[Entries from a page text dataset]
_ _ _ _
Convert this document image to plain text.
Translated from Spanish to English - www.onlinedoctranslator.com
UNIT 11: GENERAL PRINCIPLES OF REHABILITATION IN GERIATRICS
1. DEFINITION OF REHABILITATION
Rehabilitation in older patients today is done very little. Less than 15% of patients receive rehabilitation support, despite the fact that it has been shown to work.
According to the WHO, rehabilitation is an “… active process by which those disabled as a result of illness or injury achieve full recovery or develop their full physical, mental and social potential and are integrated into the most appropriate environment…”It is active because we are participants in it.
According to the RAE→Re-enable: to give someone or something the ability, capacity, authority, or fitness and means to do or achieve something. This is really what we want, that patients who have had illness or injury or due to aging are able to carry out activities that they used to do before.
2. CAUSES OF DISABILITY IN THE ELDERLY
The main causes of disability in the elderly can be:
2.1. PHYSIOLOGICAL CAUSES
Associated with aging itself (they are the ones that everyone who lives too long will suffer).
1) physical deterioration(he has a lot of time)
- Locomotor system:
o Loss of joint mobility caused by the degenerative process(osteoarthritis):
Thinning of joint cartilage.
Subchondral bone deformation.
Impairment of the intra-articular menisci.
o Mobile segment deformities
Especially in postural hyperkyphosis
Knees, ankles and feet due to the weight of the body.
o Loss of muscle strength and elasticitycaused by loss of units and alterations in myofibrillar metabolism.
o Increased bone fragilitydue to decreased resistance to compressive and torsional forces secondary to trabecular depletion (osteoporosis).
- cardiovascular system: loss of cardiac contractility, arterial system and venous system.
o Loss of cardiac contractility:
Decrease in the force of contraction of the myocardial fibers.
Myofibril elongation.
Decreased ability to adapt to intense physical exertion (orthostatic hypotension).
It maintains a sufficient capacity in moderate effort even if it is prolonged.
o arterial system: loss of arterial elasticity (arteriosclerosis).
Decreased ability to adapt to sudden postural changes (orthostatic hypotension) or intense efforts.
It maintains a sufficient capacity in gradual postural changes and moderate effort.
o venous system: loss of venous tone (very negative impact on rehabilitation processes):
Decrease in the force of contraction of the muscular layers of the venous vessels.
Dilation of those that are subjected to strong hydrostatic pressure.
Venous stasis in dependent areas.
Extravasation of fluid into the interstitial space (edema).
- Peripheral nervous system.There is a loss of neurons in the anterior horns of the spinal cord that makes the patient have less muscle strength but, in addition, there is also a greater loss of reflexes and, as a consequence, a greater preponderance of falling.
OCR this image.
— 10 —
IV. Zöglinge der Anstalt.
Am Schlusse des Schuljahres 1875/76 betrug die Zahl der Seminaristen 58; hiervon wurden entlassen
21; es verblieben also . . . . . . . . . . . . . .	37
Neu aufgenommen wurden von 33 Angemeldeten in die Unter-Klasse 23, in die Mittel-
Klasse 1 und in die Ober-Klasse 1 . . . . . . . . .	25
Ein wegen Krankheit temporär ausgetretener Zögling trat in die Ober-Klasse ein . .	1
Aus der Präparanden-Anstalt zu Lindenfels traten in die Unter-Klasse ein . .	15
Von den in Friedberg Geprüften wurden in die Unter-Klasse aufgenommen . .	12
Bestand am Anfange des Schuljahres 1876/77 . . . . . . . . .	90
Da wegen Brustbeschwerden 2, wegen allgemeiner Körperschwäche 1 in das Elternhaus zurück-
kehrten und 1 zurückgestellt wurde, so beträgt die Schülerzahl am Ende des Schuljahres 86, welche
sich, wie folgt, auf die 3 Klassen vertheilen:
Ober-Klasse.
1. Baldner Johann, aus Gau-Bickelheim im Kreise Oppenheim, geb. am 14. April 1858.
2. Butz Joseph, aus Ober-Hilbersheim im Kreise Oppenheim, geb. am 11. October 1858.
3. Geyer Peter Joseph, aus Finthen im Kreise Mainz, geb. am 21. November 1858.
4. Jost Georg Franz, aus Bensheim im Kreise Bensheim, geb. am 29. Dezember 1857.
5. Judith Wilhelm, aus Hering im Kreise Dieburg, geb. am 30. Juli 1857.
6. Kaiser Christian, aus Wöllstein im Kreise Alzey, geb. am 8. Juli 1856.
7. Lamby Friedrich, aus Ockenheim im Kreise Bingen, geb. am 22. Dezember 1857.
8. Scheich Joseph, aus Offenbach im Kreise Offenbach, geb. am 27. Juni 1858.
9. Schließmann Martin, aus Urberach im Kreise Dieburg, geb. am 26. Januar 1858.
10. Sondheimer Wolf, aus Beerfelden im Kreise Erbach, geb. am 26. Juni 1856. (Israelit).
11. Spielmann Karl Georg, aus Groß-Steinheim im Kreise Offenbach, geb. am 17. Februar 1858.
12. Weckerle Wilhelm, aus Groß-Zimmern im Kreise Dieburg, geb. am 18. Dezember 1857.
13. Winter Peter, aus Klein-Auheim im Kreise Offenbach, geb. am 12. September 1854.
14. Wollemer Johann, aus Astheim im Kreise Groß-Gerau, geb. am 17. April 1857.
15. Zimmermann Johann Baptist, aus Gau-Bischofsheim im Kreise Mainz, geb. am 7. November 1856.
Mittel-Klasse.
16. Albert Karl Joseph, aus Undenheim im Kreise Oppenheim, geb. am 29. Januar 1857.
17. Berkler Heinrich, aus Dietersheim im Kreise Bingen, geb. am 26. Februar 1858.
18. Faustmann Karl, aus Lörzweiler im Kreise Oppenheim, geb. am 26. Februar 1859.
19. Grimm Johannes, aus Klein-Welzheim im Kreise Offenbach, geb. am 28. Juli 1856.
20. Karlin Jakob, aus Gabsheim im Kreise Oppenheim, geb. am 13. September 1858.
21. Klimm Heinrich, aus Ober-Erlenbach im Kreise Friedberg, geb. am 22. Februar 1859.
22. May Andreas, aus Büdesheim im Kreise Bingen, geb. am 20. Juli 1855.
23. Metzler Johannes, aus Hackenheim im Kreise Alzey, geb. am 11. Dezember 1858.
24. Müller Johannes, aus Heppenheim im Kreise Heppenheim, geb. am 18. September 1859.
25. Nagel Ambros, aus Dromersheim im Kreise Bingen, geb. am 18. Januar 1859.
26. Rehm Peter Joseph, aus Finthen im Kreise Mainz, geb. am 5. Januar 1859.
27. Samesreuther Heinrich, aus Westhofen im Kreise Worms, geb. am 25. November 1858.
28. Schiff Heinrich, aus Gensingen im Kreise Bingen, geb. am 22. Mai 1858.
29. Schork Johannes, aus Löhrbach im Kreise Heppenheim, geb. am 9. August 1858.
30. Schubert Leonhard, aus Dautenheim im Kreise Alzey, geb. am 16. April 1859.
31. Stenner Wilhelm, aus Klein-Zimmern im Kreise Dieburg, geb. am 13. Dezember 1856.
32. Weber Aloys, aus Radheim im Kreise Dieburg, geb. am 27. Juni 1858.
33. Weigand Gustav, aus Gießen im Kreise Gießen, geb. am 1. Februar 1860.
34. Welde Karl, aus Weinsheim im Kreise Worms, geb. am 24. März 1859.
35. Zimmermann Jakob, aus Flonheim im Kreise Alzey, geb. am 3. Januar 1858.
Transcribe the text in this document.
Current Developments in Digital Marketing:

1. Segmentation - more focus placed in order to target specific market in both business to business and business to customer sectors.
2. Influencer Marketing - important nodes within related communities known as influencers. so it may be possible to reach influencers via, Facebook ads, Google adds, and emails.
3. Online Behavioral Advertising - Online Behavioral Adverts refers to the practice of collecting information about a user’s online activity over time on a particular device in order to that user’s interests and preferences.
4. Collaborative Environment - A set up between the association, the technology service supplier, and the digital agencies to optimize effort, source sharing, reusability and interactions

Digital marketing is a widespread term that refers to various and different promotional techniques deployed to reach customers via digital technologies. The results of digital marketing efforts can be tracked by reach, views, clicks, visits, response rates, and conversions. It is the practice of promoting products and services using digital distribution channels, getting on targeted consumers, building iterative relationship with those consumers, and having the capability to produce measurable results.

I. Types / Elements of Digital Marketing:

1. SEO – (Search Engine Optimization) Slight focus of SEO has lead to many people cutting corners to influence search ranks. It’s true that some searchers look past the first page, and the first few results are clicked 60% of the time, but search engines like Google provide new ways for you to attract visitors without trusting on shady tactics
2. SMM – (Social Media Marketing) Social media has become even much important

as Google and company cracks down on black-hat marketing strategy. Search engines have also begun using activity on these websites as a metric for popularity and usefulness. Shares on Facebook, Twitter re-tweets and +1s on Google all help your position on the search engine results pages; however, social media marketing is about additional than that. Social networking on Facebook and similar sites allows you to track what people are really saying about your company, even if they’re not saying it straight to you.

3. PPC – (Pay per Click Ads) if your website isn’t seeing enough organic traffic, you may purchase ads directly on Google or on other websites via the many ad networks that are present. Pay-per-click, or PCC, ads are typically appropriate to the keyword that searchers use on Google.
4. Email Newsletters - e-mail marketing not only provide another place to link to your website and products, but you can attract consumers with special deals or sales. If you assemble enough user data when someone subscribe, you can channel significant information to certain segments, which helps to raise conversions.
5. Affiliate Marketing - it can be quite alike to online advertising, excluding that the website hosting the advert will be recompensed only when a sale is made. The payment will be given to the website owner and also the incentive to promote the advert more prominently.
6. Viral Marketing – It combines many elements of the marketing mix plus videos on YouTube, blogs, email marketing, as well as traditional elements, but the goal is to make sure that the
_ _ _ _
● Work task
Wherever the string "Heinrich" appears in the data above, copy the line it sits in.

● Worked solution
17. Berkler Heinrich, aus Dietersheim im Kreise Bingen, geb. am 26. Februar 1858.
21. Klimm Heinrich, aus Ober-Erlenbach im Kreise Friedberg, geb. am 22. Februar 1859.
27. Samesreuther Heinrich, aus Westhofen im Kreise Worms, geb. am 25. November 1858.
28. Schiff Heinrich, aus Gensingen im Kreise Bingen, geb. am 22. Mai 1858.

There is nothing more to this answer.